• **Exercise material**:

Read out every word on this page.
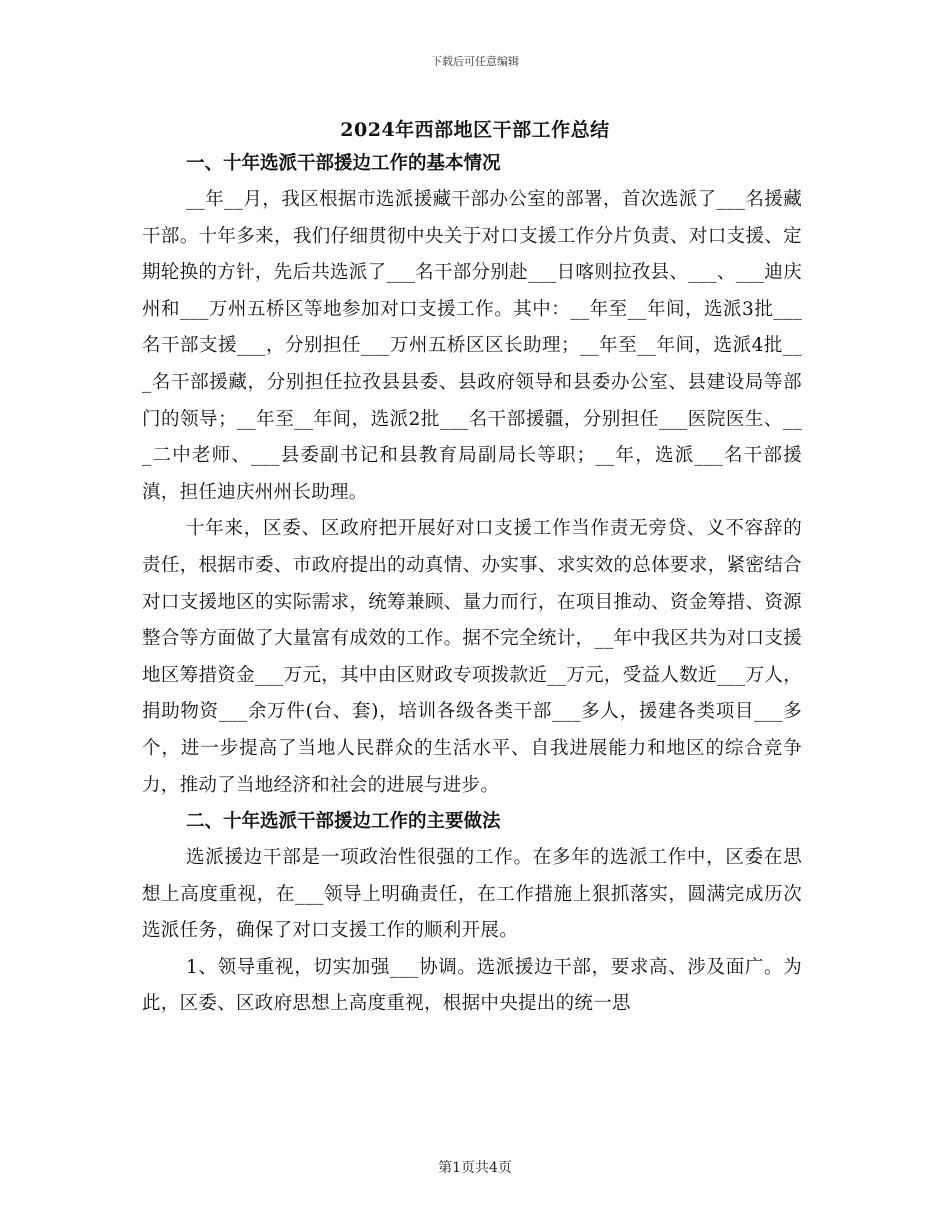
下载后可任意编辑
2024年西部地区干部工作总结

一、十年选派干部援边工作的基本情况

__年__月，我区根据市选派援藏干部办公室的部署，首次选派了___名援藏干部。十年多来，我们仔细贯彻中央关于对口支援工作分片负责、对口支援、定期轮换的方针，先后共选派了___名干部分别赴___日喀则拉孜县、___、___迪庆州和___万州五桥区等地参加对口支援工作。其中：__年至__年间，选派3批___名干部支援___，分别担任___万州五桥区区长助理；__年至__年间，选派4批___名干部援藏，分别担任拉孜县县委、县政府领导和县委办公室、县建设局等部门的领导；__年至__年间，选派2批___名干部援疆，分别担任___医院医生、___二中老师、___县委副书记和县教育局副局长等职；__年，选派___名干部援滇，担任迪庆州州长助理。

十年来，区委、区政府把开展好对口支援工作当作责无旁贷、义不容辞的责任，根据市委、市政府提出的动真情、办实事、求实效的总体要求，紧密结合对口支援地区的实际需求，统筹兼顾、量力而行，在项目推动、资金筹措、资源整合等方面做了大量富有成效的工作。据不完全统计，__年中我区共为对口支援地区筹措资金___万元，其中由区财政专项拨款近__万元，受益人数近___万人，捐助物资___余万件(台、套)，培训各级各类干部___多人，援建各类项目___多个，进一步提高了当地人民群众的生活水平、自我进展能力和地区的综合竞争力，推动了当地经济和社会的进展与进步。

二、十年选派干部援边工作的主要做法

选派援边干部是一项政治性很强的工作。在多年的选派工作中，区委在思想上高度重视，在___领导上明确责任，在工作措施上狠抓落实，圆满完成历次选派任务，确保了对口支援工作的顺利开展。

1、领导重视，切实加强___协调。选派援边干部，要求高、涉及面广。为此，区委、区政府思想上高度重视，根据中央提出的统一思

第1页共4页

• **Exercise objective**: All of the material above is to be copied exactly, except for its images.

• **Task output**:
Read out every word on this page.
下载后可任意编辑
2024年西部地区干部工作总结

一、十年选派干部援边工作的基本情况

__年__月，我区根据市选派援藏干部办公室的部署，首次选派了___名援藏干部。十年多来，我们仔细贯彻中央关于对口支援工作分片负责、对口支援、定期轮换的方针，先后共选派了___名干部分别赴___日喀则拉孜县、___、___迪庆州和___万州五桥区等地参加对口支援工作。其中：__年至__年间，选派3批___名干部支援___，分别担任___万州五桥区区长助理；__年至__年间，选派4批___名干部援藏，分别担任拉孜县县委、县政府领导和县委办公室、县建设局等部门的领导；__年至__年间，选派2批___名干部援疆，分别担任___医院医生、___二中老师、___县委副书记和县教育局副局长等职；__年，选派___名干部援滇，担任迪庆州州长助理。

十年来，区委、区政府把开展好对口支援工作当作责无旁贷、义不容辞的责任，根据市委、市政府提出的动真情、办实事、求实效的总体要求，紧密结合对口支援地区的实际需求，统筹兼顾、量力而行，在项目推动、资金筹措、资源整合等方面做了大量富有成效的工作。据不完全统计，__年中我区共为对口支援地区筹措资金___万元，其中由区财政专项拨款近__万元，受益人数近___万人，捐助物资___余万件(台、套)，培训各级各类干部___多人，援建各类项目___多个，进一步提高了当地人民群众的生活水平、自我进展能力和地区的综合竞争力，推动了当地经济和社会的进展与进步。

二、十年选派干部援边工作的主要做法

选派援边干部是一项政治性很强的工作。在多年的选派工作中，区委在思想上高度重视，在___领导上明确责任，在工作措施上狠抓落实，圆满完成历次选派任务，确保了对口支援工作的顺利开展。

1、领导重视，切实加强___协调。选派援边干部，要求高、涉及面广。为此，区委、区政府思想上高度重视，根据中央提出的统一思

第1页共4页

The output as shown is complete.